AIM OF THE TASK
Gather every line of the entries that includes the word "Dollar".

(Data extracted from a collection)

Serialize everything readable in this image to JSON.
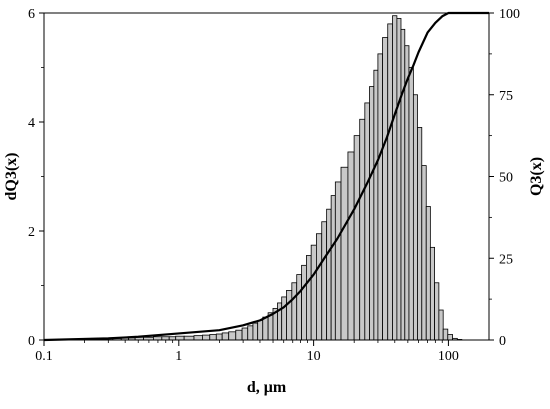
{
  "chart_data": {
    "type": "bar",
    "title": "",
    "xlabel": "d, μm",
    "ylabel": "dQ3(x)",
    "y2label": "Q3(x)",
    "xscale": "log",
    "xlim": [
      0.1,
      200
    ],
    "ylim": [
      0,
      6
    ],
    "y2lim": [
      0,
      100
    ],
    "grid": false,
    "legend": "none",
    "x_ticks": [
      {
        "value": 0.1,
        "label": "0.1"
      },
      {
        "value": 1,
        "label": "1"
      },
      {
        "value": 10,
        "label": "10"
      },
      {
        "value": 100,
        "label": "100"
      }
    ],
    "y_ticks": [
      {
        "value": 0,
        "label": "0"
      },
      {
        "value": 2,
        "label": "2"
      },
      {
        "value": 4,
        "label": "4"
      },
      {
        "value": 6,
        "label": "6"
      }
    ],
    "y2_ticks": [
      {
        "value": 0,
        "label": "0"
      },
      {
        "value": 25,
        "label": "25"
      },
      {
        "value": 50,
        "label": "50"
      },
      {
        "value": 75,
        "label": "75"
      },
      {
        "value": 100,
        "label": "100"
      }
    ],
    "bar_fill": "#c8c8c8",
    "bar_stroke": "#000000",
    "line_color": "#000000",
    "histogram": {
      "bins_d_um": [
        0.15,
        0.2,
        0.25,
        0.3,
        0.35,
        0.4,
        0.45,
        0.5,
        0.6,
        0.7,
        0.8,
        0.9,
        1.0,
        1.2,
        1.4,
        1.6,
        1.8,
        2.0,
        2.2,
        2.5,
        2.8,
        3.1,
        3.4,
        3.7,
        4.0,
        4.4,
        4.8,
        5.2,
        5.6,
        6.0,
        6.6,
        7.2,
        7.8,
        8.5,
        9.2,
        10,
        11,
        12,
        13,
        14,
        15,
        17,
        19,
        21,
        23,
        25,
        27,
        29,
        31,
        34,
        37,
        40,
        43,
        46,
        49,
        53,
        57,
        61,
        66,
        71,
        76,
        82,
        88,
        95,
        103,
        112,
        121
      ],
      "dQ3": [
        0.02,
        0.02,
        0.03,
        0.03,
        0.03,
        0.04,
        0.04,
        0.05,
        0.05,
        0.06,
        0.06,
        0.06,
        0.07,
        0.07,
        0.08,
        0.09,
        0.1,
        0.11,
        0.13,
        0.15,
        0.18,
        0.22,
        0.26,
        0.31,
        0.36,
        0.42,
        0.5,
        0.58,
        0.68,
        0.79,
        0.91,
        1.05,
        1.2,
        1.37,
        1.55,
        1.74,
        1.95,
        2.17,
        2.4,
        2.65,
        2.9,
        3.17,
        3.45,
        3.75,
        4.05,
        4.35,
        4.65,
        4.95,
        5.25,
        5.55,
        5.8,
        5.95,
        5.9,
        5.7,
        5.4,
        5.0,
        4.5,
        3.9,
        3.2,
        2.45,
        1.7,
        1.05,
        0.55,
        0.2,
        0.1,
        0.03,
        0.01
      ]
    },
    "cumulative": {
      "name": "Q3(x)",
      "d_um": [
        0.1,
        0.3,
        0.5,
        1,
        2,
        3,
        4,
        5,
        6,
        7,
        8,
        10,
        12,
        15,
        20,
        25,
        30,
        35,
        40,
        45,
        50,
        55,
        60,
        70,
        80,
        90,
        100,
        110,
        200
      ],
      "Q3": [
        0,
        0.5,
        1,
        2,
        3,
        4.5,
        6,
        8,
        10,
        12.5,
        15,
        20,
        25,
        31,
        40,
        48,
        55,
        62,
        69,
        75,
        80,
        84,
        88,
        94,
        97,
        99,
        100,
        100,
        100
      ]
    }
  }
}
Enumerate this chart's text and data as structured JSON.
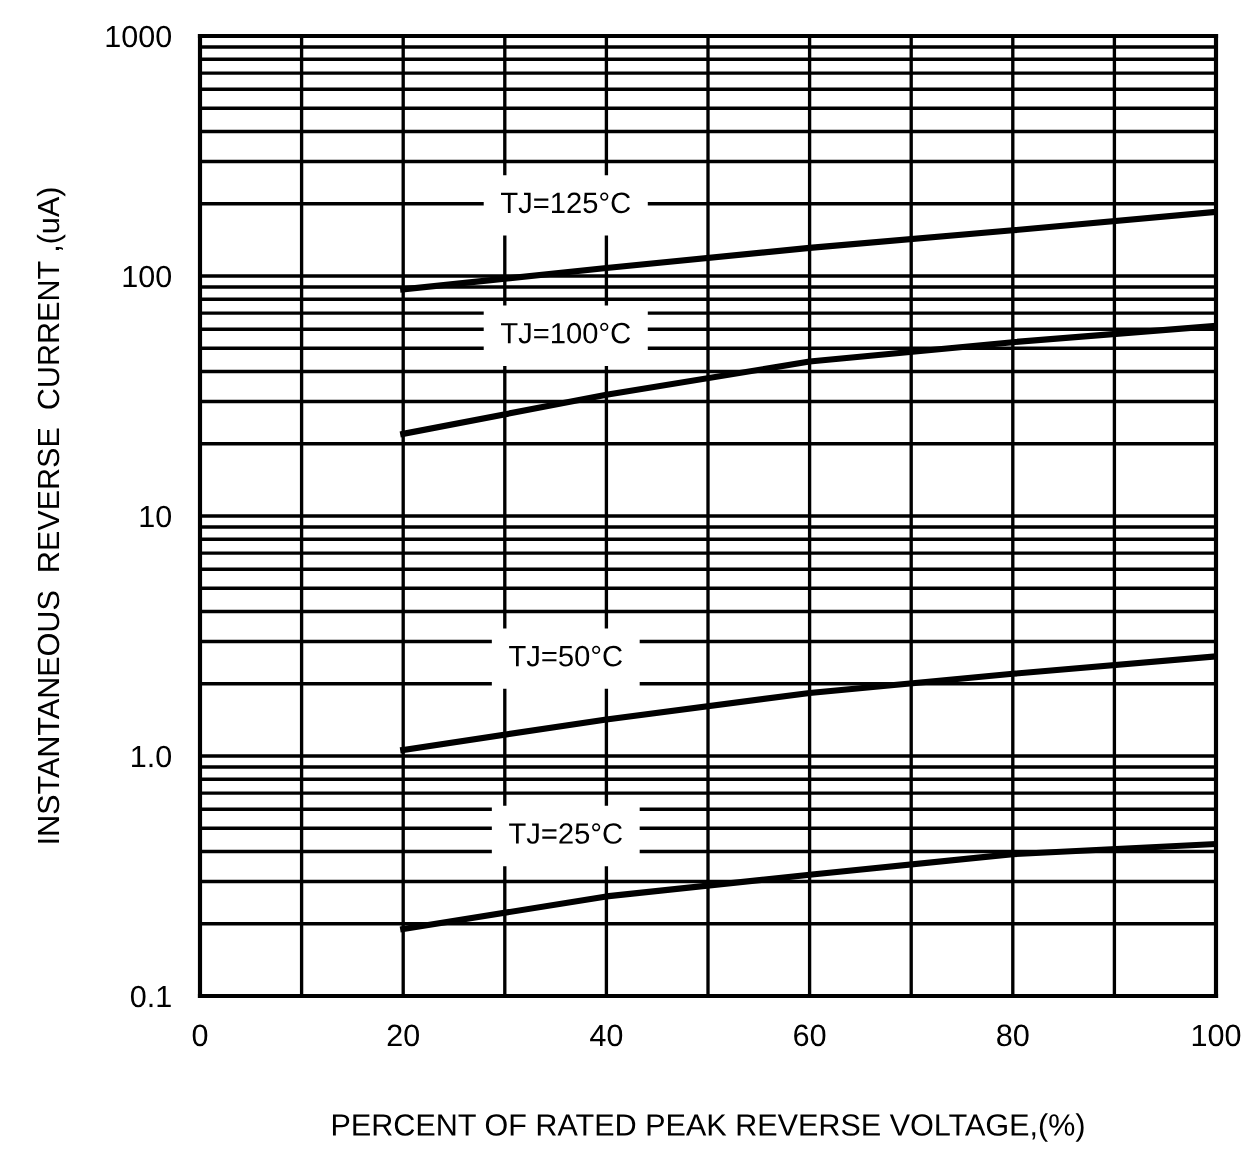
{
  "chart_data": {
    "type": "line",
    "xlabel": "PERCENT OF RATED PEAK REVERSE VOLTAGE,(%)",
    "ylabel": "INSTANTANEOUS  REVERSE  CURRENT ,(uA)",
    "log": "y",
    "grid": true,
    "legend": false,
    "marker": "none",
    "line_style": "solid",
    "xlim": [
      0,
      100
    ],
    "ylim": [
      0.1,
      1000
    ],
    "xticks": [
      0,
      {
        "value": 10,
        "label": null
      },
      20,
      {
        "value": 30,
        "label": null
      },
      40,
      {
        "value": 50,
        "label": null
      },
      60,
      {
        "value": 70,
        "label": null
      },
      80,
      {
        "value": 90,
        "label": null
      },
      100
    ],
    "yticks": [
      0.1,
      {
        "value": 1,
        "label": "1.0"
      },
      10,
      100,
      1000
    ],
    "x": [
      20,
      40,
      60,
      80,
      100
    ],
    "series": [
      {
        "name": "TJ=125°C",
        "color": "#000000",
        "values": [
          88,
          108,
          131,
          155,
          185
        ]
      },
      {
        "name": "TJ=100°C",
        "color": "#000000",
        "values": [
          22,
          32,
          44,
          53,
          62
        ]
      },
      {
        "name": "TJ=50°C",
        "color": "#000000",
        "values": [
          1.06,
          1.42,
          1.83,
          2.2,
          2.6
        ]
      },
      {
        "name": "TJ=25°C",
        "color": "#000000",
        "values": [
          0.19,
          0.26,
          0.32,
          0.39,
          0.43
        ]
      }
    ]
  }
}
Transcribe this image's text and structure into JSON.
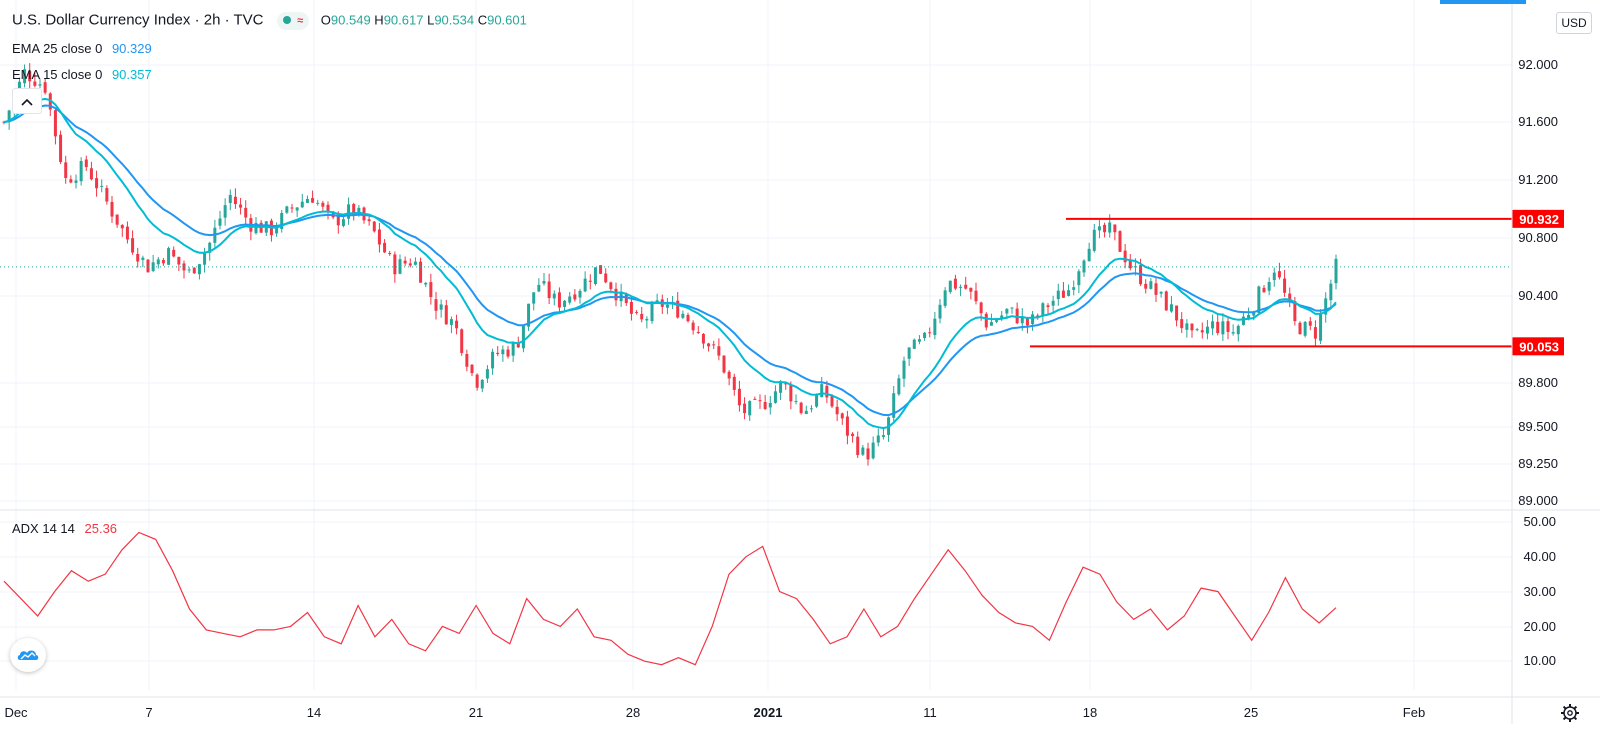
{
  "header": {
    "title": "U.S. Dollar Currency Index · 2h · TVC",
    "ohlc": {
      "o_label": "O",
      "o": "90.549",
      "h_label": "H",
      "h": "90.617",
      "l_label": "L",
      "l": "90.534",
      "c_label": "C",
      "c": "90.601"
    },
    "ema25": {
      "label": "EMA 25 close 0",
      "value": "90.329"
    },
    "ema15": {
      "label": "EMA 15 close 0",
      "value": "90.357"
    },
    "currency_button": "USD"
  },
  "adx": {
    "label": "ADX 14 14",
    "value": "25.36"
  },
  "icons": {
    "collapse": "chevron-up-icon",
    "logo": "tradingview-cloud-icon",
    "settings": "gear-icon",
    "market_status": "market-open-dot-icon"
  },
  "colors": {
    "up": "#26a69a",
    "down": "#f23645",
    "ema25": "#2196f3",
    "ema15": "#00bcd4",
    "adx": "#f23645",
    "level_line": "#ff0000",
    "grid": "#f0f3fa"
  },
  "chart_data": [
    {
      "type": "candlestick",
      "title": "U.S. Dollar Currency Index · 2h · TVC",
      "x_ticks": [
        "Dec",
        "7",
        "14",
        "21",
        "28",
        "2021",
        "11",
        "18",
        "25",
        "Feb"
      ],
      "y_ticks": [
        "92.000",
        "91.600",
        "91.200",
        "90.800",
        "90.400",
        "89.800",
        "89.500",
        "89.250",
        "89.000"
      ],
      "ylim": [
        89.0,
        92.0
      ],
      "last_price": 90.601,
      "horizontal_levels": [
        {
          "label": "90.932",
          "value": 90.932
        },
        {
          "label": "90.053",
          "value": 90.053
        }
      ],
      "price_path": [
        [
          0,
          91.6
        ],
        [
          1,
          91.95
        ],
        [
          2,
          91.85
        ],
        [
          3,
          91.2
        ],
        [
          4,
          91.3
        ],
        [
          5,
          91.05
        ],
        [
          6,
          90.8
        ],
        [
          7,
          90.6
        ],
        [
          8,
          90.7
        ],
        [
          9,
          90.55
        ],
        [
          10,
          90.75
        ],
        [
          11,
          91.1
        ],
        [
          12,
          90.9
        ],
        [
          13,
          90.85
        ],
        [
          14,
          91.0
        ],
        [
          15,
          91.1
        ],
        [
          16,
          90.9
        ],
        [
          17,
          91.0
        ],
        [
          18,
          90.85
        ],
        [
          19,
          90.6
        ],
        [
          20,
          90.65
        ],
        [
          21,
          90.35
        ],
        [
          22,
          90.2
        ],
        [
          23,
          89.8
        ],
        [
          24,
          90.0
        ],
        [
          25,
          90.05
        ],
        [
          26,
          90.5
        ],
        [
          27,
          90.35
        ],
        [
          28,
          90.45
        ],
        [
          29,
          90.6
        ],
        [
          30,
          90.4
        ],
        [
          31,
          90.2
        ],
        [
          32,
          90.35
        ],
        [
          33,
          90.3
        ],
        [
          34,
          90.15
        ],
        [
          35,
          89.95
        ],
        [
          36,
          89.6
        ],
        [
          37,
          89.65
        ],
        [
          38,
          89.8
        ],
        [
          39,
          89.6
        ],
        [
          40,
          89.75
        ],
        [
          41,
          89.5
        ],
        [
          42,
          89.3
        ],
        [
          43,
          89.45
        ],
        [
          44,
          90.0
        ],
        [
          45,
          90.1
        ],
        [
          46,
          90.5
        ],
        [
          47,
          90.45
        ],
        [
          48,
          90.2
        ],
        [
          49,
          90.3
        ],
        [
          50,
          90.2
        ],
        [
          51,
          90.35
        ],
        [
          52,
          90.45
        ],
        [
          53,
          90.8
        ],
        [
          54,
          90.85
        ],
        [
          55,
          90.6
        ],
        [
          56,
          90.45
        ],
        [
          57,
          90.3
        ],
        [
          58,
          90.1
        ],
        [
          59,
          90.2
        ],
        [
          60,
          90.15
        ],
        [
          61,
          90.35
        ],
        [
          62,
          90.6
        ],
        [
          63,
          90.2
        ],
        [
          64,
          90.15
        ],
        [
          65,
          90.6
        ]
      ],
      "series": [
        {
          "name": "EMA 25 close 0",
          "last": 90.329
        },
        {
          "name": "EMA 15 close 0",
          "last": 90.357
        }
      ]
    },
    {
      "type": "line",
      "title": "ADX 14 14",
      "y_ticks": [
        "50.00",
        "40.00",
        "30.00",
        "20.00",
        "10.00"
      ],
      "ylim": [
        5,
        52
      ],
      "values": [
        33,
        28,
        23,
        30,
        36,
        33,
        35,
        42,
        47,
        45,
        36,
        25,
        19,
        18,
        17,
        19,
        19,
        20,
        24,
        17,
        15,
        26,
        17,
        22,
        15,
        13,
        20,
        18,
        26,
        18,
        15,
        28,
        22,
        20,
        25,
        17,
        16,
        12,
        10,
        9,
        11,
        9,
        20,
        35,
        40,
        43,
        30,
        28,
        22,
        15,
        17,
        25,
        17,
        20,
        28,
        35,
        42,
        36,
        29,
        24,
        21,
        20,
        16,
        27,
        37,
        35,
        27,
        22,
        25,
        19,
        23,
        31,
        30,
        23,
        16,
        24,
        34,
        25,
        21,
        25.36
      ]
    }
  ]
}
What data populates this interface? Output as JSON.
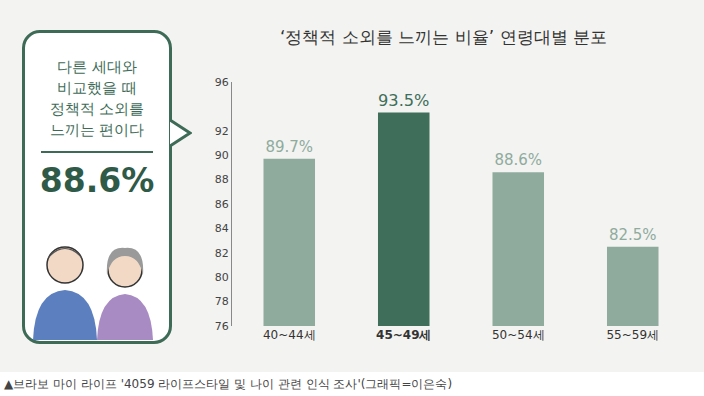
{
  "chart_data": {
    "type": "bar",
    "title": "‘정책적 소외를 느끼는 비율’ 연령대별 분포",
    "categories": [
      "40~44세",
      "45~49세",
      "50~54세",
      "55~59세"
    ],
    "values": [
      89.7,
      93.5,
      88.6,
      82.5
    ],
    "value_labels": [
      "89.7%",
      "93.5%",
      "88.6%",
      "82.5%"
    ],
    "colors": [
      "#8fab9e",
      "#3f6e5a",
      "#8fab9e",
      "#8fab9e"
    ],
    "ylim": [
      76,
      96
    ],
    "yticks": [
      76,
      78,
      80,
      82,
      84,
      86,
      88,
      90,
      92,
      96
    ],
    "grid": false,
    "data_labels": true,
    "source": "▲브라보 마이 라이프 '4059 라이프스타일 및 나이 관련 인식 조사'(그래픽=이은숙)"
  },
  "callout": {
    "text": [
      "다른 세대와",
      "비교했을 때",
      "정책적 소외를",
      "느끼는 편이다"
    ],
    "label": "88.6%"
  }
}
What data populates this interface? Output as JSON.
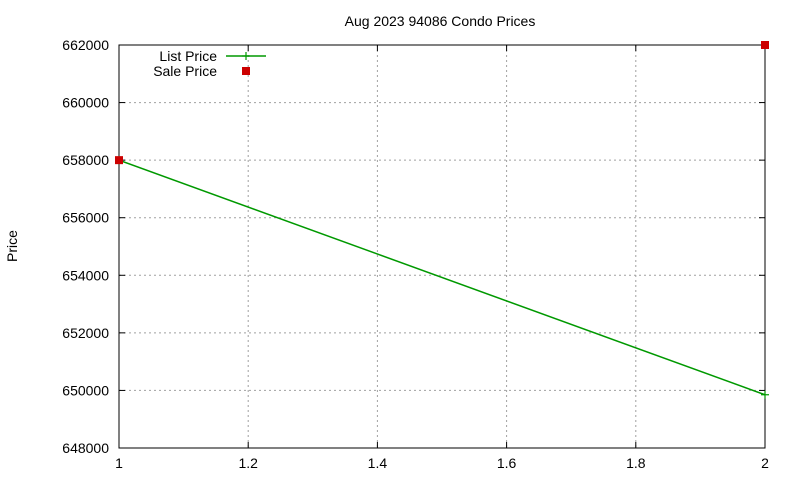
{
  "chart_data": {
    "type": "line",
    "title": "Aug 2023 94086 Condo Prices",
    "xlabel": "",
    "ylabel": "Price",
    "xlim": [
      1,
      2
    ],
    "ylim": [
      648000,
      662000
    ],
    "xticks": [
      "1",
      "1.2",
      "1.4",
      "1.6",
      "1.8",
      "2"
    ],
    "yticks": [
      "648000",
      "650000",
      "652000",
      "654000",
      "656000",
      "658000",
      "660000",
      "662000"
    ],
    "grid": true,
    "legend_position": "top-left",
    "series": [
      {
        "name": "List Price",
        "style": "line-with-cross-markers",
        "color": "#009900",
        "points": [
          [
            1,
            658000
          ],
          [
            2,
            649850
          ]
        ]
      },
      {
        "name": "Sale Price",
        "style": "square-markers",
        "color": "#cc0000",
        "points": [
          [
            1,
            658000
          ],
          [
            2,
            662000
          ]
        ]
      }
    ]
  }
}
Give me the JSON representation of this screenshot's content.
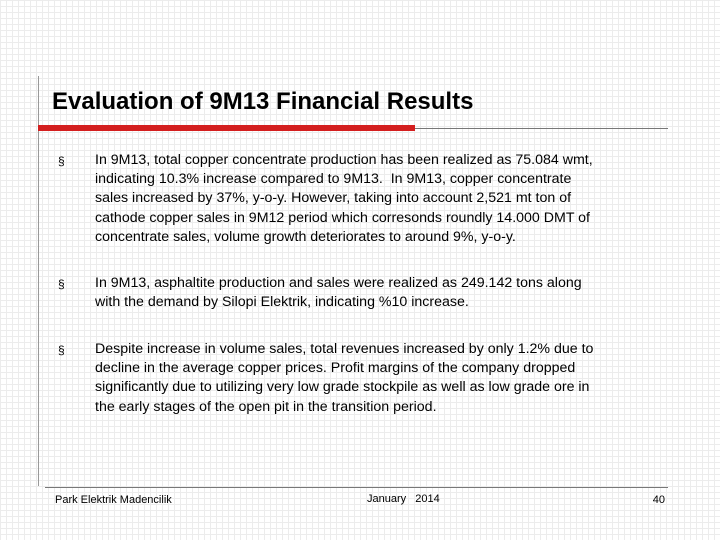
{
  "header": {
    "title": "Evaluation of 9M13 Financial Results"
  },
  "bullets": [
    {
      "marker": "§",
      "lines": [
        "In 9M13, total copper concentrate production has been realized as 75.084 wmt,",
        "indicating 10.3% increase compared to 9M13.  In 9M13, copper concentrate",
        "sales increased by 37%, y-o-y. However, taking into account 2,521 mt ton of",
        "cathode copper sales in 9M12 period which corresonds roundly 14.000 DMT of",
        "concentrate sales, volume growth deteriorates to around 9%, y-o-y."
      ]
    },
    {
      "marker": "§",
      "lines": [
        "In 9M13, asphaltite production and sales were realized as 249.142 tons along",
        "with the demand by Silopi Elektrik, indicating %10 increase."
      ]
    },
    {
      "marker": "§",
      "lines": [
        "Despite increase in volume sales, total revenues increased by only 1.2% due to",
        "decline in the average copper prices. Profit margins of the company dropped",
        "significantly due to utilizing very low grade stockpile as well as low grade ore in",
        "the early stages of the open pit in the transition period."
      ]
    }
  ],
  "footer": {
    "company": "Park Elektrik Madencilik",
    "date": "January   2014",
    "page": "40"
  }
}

FINISHED TASK
    "title": "U.S. Dollar Currency Index · 2h · TVC",
      "title": "U.S. Dollar Currency Index · 2h · TVC",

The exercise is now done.